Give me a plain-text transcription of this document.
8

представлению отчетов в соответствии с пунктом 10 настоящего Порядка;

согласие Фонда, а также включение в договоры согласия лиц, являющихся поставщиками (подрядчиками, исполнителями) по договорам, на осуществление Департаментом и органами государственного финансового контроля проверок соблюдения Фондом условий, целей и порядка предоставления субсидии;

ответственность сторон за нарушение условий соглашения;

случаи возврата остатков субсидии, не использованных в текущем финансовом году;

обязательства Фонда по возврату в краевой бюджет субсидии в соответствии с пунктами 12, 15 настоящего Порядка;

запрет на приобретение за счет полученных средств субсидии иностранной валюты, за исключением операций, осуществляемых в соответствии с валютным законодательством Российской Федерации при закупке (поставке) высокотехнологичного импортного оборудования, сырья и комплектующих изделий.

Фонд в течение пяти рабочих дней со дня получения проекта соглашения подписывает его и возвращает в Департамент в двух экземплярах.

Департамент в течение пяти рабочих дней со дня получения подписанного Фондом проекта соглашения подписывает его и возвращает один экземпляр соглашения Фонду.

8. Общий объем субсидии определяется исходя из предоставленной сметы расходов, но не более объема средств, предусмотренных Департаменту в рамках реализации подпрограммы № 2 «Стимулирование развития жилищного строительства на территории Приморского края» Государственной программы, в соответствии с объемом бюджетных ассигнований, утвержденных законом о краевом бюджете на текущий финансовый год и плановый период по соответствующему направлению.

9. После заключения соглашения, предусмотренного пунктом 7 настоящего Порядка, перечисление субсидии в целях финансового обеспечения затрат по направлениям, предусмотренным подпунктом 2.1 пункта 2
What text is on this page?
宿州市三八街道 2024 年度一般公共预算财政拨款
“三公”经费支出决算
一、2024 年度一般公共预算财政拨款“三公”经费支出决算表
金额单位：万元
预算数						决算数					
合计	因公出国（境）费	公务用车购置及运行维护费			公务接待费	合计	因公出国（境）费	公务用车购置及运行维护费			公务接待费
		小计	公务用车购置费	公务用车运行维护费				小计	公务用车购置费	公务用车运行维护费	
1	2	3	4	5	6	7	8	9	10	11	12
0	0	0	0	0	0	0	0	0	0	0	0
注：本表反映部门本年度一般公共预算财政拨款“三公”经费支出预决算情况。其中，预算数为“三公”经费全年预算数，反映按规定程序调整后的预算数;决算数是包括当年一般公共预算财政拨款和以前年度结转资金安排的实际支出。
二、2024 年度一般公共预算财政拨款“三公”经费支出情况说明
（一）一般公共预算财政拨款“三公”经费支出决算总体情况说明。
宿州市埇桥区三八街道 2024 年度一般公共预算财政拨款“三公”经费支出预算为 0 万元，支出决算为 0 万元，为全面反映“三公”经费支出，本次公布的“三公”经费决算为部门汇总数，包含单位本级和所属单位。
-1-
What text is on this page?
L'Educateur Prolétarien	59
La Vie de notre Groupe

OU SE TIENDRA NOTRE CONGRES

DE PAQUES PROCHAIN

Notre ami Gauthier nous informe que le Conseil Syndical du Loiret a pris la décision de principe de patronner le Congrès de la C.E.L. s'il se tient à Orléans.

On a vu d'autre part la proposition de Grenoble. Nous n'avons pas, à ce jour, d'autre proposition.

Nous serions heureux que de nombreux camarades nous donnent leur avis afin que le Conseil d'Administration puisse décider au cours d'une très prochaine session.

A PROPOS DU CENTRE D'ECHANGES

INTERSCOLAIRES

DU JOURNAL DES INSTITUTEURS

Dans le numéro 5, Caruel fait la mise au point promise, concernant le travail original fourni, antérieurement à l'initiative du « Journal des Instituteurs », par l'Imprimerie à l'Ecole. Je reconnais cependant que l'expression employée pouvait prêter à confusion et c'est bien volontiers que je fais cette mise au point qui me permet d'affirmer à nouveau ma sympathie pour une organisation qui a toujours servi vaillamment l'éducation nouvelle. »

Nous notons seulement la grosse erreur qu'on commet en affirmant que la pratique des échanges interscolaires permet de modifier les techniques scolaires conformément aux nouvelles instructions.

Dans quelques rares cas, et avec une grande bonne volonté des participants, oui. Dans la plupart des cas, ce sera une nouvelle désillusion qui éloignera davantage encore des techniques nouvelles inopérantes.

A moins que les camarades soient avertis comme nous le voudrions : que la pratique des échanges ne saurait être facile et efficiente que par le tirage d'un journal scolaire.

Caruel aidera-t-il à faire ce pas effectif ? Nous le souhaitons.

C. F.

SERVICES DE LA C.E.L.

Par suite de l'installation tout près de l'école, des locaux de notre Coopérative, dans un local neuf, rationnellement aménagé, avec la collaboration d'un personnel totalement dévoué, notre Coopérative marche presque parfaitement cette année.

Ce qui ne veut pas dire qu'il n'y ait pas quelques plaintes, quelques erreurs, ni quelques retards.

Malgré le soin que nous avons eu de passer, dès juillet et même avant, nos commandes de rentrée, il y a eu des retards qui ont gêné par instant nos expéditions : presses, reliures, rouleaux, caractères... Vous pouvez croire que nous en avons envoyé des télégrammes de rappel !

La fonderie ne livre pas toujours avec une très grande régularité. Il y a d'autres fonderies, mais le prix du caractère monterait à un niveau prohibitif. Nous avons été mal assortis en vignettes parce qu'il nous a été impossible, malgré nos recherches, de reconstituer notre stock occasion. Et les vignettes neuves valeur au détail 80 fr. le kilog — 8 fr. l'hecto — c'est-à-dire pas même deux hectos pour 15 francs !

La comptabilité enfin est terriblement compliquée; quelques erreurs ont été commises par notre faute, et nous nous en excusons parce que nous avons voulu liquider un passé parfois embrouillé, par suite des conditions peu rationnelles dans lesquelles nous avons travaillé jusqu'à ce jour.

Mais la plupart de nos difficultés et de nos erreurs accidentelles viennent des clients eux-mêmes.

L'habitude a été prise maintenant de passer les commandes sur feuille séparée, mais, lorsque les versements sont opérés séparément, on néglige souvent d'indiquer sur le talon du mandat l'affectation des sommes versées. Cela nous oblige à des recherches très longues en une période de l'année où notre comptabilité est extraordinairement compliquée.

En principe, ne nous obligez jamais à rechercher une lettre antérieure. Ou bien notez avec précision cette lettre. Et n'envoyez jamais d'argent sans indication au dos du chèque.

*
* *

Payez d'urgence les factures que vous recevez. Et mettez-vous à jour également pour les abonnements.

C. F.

────

■ Aim of the task ■
Looking at the records above, say how many lines hold the string "пяти". Write nothing but the number.

■ Written response ■
2